● **THE PROBLEM**
Search the entries below. Return every line that has "Center" in it.

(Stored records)
:::
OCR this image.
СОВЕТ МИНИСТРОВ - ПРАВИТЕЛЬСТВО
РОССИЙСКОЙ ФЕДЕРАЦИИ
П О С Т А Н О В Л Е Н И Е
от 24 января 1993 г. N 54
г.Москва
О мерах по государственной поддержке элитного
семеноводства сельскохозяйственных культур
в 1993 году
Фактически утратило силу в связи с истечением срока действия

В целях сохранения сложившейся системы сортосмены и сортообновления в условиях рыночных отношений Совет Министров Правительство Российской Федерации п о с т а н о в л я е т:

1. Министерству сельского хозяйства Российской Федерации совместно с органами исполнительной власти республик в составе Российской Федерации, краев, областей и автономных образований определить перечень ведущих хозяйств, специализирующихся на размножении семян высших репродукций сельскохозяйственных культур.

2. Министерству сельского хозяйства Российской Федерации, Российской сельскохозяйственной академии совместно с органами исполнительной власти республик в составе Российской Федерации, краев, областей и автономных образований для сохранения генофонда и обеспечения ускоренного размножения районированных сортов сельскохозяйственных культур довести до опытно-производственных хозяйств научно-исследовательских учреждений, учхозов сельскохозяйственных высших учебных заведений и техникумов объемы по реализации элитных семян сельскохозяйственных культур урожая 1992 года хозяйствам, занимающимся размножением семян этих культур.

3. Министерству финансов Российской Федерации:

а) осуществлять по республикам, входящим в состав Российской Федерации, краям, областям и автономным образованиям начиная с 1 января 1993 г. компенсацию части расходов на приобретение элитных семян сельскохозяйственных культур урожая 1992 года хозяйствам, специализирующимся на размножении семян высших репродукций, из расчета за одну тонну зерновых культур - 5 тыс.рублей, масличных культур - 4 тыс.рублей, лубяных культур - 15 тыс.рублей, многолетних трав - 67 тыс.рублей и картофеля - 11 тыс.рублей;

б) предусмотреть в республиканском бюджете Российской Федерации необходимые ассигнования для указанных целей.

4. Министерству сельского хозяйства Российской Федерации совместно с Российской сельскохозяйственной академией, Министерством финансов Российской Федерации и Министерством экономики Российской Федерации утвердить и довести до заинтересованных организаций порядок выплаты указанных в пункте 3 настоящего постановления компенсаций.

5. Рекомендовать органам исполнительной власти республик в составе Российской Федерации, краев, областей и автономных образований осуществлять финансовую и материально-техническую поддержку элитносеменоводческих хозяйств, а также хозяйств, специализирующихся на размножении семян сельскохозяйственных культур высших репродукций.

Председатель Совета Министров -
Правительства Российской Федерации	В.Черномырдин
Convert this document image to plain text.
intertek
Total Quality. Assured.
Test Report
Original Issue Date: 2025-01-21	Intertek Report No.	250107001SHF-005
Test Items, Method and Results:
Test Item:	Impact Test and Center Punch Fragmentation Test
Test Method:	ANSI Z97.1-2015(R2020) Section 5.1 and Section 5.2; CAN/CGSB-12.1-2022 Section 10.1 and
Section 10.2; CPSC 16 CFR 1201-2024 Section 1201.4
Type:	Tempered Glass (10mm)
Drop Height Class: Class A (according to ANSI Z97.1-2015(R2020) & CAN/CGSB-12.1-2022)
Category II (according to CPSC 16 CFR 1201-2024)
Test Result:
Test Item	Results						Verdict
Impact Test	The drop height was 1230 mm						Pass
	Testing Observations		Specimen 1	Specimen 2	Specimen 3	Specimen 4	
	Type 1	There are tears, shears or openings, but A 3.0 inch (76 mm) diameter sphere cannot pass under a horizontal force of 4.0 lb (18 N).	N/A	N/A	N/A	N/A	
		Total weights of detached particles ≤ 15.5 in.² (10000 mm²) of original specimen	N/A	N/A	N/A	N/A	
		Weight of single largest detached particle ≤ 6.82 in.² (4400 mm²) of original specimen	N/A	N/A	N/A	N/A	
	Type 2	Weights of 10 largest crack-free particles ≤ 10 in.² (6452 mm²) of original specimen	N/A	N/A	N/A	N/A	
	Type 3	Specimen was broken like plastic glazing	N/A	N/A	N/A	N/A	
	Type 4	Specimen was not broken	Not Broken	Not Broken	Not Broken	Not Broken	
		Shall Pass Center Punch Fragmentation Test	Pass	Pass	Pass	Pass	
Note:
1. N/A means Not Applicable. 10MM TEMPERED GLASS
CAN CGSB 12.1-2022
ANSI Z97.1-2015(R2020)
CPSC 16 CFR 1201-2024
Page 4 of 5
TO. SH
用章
:::
● **ANSWER TO THE TASK**
Test Item:	Impact Test and Center Punch Fragmentation Test
		Shall Pass Center Punch Fragmentation Test	Pass	Pass	Pass	Pass	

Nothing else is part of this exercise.